**待解问题:** 请重写下列全部记录，将其中的“stack-icon”一律替换为“layers-icon”，其余内容保持不变。

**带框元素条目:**
· · · ·
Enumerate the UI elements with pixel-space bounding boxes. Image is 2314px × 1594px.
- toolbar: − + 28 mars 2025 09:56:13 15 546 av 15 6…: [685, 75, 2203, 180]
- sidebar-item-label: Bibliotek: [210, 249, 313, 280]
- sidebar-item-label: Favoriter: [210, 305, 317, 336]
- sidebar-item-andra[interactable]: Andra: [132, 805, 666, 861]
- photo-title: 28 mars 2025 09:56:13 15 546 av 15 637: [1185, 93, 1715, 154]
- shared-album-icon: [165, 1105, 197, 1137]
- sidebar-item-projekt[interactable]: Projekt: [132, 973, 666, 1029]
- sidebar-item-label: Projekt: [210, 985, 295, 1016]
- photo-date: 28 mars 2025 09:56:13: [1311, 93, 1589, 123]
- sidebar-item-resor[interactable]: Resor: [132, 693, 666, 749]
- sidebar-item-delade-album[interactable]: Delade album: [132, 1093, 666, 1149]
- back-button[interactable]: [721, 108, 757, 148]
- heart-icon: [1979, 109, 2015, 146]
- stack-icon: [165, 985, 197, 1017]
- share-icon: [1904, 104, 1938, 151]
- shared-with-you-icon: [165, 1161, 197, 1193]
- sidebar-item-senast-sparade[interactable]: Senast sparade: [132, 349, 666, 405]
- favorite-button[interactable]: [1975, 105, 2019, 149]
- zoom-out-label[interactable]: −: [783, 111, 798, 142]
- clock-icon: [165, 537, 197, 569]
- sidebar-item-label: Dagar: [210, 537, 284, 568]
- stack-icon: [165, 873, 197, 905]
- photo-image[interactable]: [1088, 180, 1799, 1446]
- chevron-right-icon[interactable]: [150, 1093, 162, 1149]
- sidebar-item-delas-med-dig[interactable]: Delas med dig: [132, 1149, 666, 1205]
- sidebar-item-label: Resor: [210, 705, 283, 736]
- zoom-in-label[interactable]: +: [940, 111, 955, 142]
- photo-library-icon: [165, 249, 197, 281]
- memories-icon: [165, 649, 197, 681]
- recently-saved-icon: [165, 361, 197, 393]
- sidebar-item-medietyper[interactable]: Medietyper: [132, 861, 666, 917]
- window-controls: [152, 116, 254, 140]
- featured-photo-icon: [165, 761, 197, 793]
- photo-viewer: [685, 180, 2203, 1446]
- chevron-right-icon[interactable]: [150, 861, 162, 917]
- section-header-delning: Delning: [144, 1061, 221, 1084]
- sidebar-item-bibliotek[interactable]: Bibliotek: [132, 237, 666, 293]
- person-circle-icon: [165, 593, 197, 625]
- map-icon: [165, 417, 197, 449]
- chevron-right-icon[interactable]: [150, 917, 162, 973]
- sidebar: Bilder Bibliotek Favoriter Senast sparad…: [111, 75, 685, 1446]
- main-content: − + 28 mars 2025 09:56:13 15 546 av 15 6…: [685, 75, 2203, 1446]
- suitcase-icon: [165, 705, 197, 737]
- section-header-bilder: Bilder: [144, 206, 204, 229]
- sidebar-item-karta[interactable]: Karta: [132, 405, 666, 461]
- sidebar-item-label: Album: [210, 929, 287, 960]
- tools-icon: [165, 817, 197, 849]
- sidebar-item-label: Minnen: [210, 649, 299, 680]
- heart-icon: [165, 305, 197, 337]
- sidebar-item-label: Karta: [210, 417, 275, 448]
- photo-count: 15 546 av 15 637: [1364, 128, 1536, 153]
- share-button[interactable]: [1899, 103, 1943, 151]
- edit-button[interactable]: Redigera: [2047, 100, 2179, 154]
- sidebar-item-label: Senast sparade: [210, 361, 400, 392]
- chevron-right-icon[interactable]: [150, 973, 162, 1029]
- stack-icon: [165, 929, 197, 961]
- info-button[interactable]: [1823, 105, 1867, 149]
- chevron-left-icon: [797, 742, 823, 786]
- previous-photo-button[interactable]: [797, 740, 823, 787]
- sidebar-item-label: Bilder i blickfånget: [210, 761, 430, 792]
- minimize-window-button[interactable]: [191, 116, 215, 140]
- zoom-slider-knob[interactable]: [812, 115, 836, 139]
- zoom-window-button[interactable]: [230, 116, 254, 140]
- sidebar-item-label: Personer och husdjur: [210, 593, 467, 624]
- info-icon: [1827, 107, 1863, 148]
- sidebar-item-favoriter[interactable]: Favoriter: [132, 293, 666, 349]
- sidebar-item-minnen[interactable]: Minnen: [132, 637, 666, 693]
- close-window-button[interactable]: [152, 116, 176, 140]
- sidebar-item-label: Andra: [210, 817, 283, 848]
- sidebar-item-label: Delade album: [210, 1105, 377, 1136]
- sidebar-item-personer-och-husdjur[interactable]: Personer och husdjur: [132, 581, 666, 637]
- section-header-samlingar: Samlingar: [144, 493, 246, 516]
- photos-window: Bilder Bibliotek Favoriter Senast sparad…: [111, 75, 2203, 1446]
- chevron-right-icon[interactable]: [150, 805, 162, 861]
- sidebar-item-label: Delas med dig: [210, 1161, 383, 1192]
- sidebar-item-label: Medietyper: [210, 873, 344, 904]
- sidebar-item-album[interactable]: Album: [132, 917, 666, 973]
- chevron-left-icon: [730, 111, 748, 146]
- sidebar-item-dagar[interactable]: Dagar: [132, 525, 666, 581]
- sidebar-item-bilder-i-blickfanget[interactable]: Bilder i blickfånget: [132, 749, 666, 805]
· · · ·
**参考答案:**
Enumerate the UI elements with pixel-space bounding boxes. Image is 2314px × 1594px.
- toolbar: − + 28 mars 2025 09:56:13 15 546 av 15 6…: [685, 75, 2203, 180]
- sidebar-item-label: Bibliotek: [210, 249, 313, 280]
- sidebar-item-label: Favoriter: [210, 305, 317, 336]
- sidebar-item-andra[interactable]: Andra: [132, 805, 666, 861]
- photo-title: 28 mars 2025 09:56:13 15 546 av 15 637: [1185, 93, 1715, 154]
- shared-album-icon: [165, 1105, 197, 1137]
- sidebar-item-projekt[interactable]: Projekt: [132, 973, 666, 1029]
- sidebar-item-label: Projekt: [210, 985, 295, 1016]
- photo-date: 28 mars 2025 09:56:13: [1311, 93, 1589, 123]
- sidebar-item-resor[interactable]: Resor: [132, 693, 666, 749]
- sidebar-item-delade-album[interactable]: Delade album: [132, 1093, 666, 1149]
- back-button[interactable]: [721, 108, 757, 148]
- heart-icon: [1979, 109, 2015, 146]
- layers-icon: [165, 985, 197, 1017]
- share-icon: [1904, 104, 1938, 151]
- shared-with-you-icon: [165, 1161, 197, 1193]
- sidebar-item-senast-sparade[interactable]: Senast sparade: [132, 349, 666, 405]
- favorite-button[interactable]: [1975, 105, 2019, 149]
- zoom-out-label[interactable]: −: [783, 111, 798, 142]
- clock-icon: [165, 537, 197, 569]
- sidebar-item-label: Dagar: [210, 537, 284, 568]
- layers-icon: [165, 873, 197, 905]
- photo-image[interactable]: [1088, 180, 1799, 1446]
- chevron-right-icon[interactable]: [150, 1093, 162, 1149]
- sidebar-item-delas-med-dig[interactable]: Delas med dig: [132, 1149, 666, 1205]
- sidebar-item-label: Resor: [210, 705, 283, 736]
- zoom-in-label[interactable]: +: [940, 111, 955, 142]
- photo-library-icon: [165, 249, 197, 281]
- memories-icon: [165, 649, 197, 681]
- recently-saved-icon: [165, 361, 197, 393]
- sidebar-item-medietyper[interactable]: Medietyper: [132, 861, 666, 917]
- window-controls: [152, 116, 254, 140]
- featured-photo-icon: [165, 761, 197, 793]
- photo-viewer: [685, 180, 2203, 1446]
- chevron-right-icon[interactable]: [150, 861, 162, 917]
- section-header-delning: Delning: [144, 1061, 221, 1084]
- sidebar-item-bibliotek[interactable]: Bibliotek: [132, 237, 666, 293]
- person-circle-icon: [165, 593, 197, 625]
- map-icon: [165, 417, 197, 449]
- chevron-right-icon[interactable]: [150, 917, 162, 973]
- sidebar: Bilder Bibliotek Favoriter Senast sparad…: [111, 75, 685, 1446]
- main-content: − + 28 mars 2025 09:56:13 15 546 av 15 6…: [685, 75, 2203, 1446]
- suitcase-icon: [165, 705, 197, 737]
- section-header-bilder: Bilder: [144, 206, 204, 229]
- sidebar-item-karta[interactable]: Karta: [132, 405, 666, 461]
- sidebar-item-label: Album: [210, 929, 287, 960]
- tools-icon: [165, 817, 197, 849]
- sidebar-item-label: Minnen: [210, 649, 299, 680]
- heart-icon: [165, 305, 197, 337]
- sidebar-item-label: Karta: [210, 417, 275, 448]
- photo-count: 15 546 av 15 637: [1364, 128, 1536, 153]
- share-button[interactable]: [1899, 103, 1943, 151]
- edit-button[interactable]: Redigera: [2047, 100, 2179, 154]
- sidebar-item-label: Senast sparade: [210, 361, 400, 392]
- chevron-right-icon[interactable]: [150, 973, 162, 1029]
- layers-icon: [165, 929, 197, 961]
- info-button[interactable]: [1823, 105, 1867, 149]
- chevron-left-icon: [797, 742, 823, 786]
- previous-photo-button[interactable]: [797, 740, 823, 787]
- sidebar-item-label: Bilder i blickfånget: [210, 761, 430, 792]
- minimize-window-button[interactable]: [191, 116, 215, 140]
- zoom-slider-knob[interactable]: [812, 115, 836, 139]
- zoom-window-button[interactable]: [230, 116, 254, 140]
- sidebar-item-label: Personer och husdjur: [210, 593, 467, 624]
- info-icon: [1827, 107, 1863, 148]
- sidebar-item-favoriter[interactable]: Favoriter: [132, 293, 666, 349]
- sidebar-item-minnen[interactable]: Minnen: [132, 637, 666, 693]
- close-window-button[interactable]: [152, 116, 176, 140]
- sidebar-item-label: Andra: [210, 817, 283, 848]
- sidebar-item-label: Delade album: [210, 1105, 377, 1136]
- sidebar-item-personer-och-husdjur[interactable]: Personer och husdjur: [132, 581, 666, 637]
- section-header-samlingar: Samlingar: [144, 493, 246, 516]
- photos-window: Bilder Bibliotek Favoriter Senast sparad…: [111, 75, 2203, 1446]
- chevron-right-icon[interactable]: [150, 805, 162, 861]
- sidebar-item-label: Delas med dig: [210, 1161, 383, 1192]
- sidebar-item-label: Medietyper: [210, 873, 344, 904]
- sidebar-item-album[interactable]: Album: [132, 917, 666, 973]
- chevron-left-icon: [730, 111, 748, 146]
- sidebar-item-dagar[interactable]: Dagar: [132, 525, 666, 581]
- sidebar-item-bilder-i-blickfanget[interactable]: Bilder i blickfånget: [132, 749, 666, 805]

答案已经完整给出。